§ **What you have to do**
Your task is to filter the data below down to the lines holding "JSON".

— begin Information supplied —

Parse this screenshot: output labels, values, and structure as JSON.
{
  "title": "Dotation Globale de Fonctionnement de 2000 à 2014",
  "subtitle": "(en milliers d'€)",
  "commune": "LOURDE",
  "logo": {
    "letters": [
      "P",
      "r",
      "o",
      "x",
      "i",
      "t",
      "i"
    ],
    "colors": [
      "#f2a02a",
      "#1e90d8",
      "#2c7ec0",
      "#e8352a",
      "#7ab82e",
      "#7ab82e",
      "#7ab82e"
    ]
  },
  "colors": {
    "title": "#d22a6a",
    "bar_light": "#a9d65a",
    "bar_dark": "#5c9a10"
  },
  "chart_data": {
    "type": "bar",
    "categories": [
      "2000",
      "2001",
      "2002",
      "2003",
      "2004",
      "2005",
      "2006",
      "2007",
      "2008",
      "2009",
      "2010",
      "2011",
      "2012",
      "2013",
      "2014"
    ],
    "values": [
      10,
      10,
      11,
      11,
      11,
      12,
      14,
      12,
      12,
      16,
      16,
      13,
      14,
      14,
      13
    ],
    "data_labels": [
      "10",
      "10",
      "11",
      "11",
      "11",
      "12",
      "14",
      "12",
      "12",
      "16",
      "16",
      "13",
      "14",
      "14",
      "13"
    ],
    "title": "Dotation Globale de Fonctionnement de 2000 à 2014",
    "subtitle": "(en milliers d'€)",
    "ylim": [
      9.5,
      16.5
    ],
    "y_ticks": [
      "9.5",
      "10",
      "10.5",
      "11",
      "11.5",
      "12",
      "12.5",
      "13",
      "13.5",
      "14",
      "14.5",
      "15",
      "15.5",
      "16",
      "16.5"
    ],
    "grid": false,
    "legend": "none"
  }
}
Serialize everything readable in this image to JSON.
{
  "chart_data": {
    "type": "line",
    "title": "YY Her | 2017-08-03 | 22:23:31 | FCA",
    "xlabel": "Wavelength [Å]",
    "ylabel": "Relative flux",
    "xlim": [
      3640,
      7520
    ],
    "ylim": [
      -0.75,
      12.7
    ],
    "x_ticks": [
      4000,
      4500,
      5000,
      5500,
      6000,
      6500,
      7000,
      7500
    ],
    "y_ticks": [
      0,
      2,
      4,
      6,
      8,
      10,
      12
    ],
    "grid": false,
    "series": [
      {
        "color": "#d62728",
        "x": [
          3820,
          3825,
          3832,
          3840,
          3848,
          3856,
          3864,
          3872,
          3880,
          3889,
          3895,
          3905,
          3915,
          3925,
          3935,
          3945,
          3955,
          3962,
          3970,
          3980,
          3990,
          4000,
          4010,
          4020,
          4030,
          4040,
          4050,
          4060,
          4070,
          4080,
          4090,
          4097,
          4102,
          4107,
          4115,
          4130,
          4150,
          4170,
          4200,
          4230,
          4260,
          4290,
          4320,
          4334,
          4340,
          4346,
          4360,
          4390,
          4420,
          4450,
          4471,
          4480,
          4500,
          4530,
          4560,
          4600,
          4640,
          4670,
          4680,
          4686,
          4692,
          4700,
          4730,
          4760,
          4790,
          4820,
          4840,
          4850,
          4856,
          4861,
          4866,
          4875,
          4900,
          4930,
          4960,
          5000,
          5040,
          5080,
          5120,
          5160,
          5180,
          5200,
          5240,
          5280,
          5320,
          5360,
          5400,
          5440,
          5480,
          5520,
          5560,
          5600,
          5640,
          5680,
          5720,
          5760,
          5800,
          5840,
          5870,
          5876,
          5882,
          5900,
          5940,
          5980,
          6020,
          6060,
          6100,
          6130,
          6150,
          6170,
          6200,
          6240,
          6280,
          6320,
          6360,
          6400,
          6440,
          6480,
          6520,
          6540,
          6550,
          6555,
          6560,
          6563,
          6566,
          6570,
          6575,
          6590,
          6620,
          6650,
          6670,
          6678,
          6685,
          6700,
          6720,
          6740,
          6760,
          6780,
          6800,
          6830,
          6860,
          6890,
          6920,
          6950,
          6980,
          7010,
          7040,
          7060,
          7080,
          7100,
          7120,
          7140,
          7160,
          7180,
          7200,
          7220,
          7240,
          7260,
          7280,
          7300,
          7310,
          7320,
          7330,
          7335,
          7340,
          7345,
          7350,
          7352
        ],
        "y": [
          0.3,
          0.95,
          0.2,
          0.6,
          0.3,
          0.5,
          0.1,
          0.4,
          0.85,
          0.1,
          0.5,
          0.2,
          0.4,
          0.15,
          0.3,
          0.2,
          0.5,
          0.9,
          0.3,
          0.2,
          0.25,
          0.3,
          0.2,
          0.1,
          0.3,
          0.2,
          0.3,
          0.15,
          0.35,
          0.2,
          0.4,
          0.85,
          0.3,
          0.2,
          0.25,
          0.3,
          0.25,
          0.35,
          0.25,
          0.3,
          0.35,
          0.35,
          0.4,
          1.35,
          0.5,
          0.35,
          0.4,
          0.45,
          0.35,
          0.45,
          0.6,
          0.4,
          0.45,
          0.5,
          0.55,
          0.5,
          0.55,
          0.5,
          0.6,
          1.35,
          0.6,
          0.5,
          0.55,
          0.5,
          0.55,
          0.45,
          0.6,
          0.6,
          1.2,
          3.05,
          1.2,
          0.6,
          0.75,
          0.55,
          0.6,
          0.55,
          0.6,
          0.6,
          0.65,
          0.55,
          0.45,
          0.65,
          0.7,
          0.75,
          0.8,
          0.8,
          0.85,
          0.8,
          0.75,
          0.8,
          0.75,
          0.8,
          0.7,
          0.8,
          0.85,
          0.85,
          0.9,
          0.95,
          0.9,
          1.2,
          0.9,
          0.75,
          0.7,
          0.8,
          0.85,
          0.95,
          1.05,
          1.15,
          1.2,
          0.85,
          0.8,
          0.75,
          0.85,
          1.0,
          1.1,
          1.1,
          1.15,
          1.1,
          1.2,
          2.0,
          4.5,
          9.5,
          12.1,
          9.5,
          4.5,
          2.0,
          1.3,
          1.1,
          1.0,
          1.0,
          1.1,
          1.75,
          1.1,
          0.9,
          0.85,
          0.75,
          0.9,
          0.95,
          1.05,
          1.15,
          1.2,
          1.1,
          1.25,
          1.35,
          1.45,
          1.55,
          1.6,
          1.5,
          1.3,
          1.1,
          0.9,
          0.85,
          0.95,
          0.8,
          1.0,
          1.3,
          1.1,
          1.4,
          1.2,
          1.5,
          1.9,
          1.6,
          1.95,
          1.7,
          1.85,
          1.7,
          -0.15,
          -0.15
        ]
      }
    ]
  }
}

— end Information supplied —

§ **Expected answer**
Parse this screenshot: output labels, values, and structure as JSON.
Serialize everything readable in this image to JSON.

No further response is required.